--- Task description ---
Read the material below and count the lines holding the string "SDTVAR". Give that count with nothing added.

--- Excerpt from a dataset ---
########

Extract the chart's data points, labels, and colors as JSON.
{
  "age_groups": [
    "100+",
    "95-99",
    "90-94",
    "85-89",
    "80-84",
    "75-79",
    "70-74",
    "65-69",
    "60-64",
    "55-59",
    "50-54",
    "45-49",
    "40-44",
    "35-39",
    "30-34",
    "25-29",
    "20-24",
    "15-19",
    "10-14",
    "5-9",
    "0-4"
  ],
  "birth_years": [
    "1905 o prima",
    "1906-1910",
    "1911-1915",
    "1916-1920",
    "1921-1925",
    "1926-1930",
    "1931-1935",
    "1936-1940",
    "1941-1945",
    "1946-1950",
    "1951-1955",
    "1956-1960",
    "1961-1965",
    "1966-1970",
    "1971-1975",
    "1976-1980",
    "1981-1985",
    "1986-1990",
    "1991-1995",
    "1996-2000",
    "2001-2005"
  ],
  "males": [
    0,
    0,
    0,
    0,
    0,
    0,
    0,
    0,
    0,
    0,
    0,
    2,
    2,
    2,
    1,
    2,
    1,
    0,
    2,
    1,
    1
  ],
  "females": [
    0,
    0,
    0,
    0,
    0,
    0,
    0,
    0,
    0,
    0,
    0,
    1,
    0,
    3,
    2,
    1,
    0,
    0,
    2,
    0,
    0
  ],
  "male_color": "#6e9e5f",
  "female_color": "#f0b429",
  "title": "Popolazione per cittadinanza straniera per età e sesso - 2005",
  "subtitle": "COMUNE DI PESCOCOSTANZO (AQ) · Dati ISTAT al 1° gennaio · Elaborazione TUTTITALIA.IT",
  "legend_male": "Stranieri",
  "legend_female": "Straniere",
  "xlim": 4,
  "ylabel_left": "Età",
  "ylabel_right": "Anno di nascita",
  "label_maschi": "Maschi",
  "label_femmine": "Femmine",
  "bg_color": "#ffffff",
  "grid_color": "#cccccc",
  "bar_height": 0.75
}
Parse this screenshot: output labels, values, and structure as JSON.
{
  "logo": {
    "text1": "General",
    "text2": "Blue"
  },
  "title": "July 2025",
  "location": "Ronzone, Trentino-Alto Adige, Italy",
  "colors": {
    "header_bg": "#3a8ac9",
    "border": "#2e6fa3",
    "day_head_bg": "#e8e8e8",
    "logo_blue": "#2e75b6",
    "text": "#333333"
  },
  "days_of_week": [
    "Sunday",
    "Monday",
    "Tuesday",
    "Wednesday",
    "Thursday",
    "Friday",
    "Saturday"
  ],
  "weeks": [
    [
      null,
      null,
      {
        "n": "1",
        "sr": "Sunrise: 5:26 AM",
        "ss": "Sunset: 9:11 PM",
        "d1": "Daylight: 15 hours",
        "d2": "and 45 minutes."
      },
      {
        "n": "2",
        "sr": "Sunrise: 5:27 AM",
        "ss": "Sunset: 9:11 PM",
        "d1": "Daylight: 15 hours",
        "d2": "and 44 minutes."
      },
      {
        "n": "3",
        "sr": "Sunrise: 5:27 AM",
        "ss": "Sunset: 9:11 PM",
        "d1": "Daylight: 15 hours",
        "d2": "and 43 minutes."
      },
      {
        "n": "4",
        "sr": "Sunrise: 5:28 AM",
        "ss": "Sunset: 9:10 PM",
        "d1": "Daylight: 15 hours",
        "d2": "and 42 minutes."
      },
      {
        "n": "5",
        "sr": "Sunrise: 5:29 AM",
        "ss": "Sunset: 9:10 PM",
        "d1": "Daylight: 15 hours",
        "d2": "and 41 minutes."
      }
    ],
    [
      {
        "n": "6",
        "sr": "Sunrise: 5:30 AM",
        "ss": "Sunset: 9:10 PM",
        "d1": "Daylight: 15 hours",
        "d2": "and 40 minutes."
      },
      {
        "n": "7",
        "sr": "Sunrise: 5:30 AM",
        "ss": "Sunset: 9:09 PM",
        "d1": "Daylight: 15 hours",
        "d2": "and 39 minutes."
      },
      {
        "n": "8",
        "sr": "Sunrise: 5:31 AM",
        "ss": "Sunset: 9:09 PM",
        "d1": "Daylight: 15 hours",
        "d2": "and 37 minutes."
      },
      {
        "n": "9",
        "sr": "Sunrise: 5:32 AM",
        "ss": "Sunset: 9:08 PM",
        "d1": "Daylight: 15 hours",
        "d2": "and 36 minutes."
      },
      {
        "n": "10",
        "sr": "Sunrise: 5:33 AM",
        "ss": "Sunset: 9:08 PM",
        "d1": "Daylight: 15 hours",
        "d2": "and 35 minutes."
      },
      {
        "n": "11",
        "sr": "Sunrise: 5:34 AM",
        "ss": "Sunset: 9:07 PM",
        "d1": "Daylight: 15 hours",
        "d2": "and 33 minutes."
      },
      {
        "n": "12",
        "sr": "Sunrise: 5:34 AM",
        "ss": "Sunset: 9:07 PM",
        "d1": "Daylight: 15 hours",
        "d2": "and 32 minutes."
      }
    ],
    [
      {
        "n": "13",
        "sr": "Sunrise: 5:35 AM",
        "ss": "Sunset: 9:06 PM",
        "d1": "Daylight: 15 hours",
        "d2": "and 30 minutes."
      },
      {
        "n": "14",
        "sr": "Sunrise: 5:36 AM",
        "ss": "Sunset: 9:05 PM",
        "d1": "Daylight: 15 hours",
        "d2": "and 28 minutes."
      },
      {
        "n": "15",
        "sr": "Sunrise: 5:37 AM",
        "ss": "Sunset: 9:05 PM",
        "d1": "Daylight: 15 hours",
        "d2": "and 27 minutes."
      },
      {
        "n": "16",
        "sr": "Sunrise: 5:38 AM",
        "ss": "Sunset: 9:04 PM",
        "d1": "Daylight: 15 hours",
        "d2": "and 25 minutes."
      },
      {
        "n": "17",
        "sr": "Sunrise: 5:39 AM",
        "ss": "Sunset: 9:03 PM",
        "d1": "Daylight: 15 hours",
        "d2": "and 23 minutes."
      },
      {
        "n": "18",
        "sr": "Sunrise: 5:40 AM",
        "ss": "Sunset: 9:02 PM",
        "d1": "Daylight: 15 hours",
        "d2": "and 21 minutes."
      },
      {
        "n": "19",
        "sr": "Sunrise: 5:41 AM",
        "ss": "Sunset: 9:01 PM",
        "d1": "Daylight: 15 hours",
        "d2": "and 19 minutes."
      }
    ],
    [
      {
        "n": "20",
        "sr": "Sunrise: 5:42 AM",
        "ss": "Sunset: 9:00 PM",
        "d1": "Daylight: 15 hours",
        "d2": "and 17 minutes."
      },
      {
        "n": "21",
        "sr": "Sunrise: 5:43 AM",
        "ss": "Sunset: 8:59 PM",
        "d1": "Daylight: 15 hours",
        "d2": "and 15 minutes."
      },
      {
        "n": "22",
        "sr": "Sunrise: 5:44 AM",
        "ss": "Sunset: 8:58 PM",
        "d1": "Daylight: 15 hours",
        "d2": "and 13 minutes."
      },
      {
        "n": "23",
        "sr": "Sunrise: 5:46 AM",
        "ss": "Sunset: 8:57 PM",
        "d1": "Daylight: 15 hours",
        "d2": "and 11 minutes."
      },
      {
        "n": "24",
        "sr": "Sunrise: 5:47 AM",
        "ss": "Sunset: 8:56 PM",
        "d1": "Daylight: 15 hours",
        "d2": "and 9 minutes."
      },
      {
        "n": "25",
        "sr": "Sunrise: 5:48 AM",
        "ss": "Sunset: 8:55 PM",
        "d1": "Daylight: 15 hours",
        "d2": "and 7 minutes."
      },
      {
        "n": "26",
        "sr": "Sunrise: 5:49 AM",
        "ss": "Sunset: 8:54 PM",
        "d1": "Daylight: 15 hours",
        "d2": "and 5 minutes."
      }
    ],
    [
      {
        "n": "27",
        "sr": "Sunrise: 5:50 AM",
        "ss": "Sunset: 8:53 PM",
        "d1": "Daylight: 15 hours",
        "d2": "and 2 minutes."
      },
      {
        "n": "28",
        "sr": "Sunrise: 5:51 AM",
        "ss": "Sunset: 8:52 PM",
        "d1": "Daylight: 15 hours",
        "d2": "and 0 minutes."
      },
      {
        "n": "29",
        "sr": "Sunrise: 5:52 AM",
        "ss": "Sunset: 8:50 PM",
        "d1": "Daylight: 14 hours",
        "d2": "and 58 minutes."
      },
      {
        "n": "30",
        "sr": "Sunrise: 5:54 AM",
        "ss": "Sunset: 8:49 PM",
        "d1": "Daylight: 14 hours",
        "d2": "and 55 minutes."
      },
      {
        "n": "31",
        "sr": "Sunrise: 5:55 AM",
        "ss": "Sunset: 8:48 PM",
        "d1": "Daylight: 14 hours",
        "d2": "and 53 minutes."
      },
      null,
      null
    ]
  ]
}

########

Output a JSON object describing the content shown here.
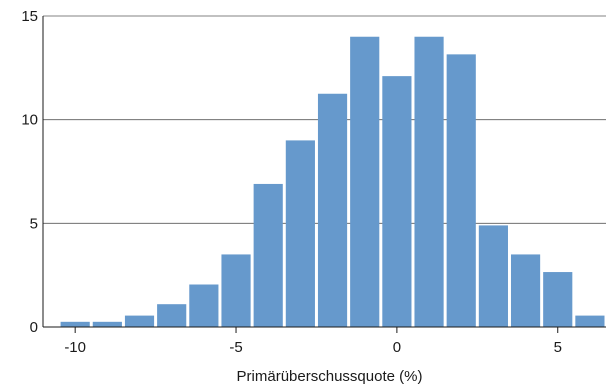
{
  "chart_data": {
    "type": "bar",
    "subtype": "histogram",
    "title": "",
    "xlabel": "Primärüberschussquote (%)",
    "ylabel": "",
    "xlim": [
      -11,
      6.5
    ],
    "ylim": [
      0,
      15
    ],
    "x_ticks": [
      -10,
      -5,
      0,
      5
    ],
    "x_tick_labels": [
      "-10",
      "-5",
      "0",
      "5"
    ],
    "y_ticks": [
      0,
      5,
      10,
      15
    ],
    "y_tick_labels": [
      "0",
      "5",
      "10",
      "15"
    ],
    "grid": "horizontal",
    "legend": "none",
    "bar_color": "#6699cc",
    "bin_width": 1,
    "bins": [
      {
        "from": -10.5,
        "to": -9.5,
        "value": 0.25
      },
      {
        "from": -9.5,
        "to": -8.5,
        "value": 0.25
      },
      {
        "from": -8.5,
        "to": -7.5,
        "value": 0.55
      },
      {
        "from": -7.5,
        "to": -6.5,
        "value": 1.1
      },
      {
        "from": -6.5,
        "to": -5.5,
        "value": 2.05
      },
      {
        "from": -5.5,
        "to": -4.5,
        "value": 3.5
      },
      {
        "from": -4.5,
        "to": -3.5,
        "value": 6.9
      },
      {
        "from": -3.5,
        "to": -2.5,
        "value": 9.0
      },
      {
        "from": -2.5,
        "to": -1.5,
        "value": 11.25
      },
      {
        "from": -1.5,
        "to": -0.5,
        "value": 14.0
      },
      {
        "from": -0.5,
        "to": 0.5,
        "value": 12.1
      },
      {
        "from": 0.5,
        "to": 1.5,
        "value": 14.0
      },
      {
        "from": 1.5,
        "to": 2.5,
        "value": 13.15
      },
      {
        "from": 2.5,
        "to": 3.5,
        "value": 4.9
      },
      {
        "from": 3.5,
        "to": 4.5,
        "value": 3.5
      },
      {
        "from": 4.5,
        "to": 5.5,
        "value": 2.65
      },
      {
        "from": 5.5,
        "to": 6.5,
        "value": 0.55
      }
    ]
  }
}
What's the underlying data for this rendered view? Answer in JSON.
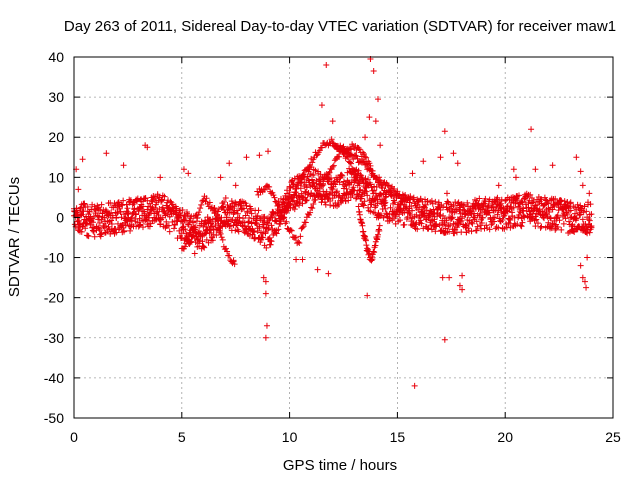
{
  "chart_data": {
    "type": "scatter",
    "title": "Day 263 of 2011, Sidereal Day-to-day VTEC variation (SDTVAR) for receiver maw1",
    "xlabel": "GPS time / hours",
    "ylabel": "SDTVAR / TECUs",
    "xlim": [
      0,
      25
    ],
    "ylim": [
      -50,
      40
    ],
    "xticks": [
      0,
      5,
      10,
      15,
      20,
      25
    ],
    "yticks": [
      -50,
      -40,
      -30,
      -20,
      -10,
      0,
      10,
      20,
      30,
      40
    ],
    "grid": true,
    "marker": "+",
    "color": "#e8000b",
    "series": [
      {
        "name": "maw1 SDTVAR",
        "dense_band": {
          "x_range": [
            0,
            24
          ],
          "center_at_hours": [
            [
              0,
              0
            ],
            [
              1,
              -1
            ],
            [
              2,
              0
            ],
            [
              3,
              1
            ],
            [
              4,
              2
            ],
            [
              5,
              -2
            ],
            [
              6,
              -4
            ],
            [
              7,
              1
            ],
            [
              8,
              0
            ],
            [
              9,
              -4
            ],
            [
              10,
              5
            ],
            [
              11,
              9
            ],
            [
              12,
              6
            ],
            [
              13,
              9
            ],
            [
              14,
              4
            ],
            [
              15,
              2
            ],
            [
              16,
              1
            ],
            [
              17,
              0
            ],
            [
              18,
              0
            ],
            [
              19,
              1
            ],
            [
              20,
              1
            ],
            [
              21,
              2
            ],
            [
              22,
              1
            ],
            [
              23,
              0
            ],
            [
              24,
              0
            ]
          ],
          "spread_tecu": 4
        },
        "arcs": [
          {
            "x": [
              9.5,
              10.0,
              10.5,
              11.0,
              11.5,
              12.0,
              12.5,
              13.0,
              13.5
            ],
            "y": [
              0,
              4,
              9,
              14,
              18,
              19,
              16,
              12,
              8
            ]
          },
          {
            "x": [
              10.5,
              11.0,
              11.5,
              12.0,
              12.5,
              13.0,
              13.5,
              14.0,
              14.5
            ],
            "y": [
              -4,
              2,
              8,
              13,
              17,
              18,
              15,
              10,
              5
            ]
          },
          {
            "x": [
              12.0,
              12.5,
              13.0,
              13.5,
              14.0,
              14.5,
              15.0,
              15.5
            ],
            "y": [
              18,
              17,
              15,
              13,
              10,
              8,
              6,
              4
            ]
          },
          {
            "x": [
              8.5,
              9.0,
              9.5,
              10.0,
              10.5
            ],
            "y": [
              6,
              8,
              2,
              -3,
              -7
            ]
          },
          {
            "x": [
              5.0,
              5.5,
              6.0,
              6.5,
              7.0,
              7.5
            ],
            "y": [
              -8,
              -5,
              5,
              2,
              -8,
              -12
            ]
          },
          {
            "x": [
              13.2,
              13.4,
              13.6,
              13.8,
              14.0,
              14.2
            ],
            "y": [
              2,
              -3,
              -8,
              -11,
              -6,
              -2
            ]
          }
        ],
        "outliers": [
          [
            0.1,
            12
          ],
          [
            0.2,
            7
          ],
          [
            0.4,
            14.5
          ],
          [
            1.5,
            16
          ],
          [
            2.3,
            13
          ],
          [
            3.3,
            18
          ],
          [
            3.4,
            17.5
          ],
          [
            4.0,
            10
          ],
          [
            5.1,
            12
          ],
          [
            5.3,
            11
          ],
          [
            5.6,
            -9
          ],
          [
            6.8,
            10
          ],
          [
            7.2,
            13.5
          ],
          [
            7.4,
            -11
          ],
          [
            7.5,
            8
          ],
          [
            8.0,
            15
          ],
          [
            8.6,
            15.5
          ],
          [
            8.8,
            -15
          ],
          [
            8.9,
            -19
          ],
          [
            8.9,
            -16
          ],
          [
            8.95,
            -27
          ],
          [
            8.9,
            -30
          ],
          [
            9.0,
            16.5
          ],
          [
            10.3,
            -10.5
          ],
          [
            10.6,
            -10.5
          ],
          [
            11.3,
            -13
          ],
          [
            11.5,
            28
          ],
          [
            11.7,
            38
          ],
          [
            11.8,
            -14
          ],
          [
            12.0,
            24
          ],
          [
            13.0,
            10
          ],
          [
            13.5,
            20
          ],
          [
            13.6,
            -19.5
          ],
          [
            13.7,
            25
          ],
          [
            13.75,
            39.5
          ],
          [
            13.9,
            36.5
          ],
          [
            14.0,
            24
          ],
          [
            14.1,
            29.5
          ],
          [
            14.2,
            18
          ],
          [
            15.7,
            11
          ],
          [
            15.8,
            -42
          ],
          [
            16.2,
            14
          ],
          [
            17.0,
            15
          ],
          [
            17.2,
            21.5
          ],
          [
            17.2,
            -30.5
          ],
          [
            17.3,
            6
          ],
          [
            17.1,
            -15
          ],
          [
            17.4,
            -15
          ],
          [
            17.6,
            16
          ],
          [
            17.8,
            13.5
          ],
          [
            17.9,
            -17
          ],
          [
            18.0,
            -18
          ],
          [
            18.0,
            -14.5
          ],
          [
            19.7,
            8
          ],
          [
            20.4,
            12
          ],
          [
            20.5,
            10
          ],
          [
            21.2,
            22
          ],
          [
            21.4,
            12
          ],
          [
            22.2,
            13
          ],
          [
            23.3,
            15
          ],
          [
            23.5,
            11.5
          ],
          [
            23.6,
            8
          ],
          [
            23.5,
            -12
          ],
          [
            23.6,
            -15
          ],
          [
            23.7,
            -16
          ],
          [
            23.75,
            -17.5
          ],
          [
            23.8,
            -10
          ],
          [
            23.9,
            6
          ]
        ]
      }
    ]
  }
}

########

--- Right answer ---
3